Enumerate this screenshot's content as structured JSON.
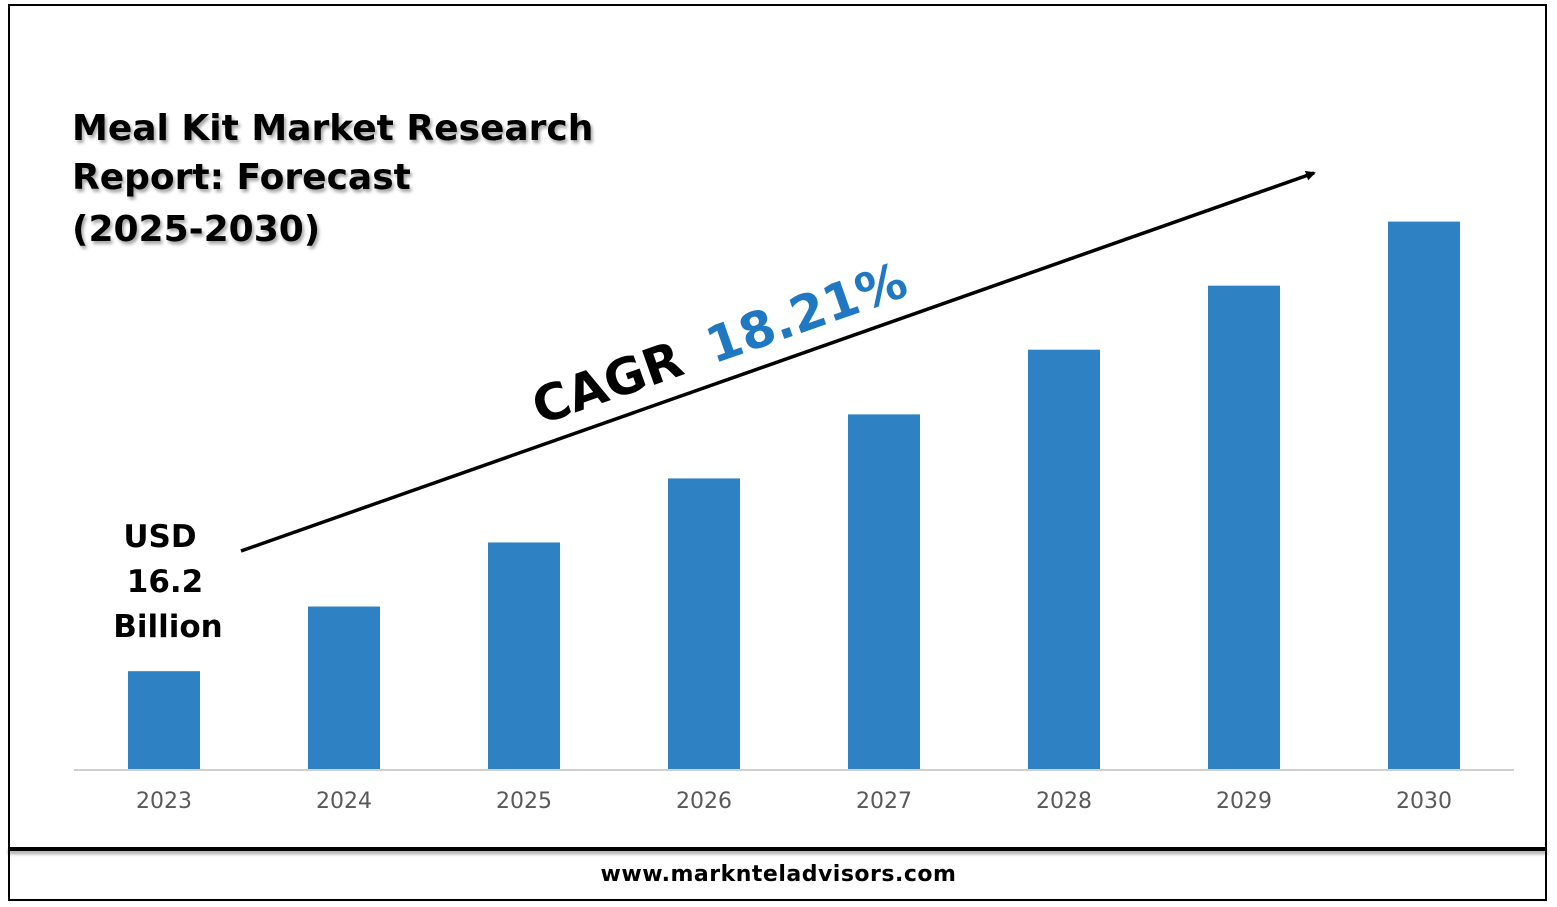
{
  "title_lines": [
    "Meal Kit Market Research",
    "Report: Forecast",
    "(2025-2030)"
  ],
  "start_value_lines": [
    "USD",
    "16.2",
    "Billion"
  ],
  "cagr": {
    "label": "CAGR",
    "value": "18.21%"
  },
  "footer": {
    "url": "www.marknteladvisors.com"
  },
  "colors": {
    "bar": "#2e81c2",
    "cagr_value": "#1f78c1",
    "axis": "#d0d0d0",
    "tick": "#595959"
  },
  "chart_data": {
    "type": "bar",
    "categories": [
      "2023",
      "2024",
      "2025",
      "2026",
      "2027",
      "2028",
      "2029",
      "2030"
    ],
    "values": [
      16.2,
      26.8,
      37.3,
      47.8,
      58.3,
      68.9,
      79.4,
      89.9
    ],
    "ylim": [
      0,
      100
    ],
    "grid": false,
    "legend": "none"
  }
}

+===+

:: Instructions for the task ::
Return the material exactly as given, apart from the pictures.

:: Finished task ::
Enumerate this screenshot's content as structured JSON.
{
  "title_lines": [
    "Meal Kit Market Research",
    "Report: Forecast",
    "(2025-2030)"
  ],
  "start_value_lines": [
    "USD",
    "16.2",
    "Billion"
  ],
  "cagr": {
    "label": "CAGR",
    "value": "18.21%"
  },
  "footer": {
    "url": "www.marknteladvisors.com"
  },
  "colors": {
    "bar": "#2e81c2",
    "cagr_value": "#1f78c1",
    "axis": "#d0d0d0",
    "tick": "#595959"
  },
  "chart_data": {
    "type": "bar",
    "categories": [
      "2023",
      "2024",
      "2025",
      "2026",
      "2027",
      "2028",
      "2029",
      "2030"
    ],
    "values": [
      16.2,
      26.8,
      37.3,
      47.8,
      58.3,
      68.9,
      79.4,
      89.9
    ],
    "ylim": [
      0,
      100
    ],
    "grid": false,
    "legend": "none"
  }
}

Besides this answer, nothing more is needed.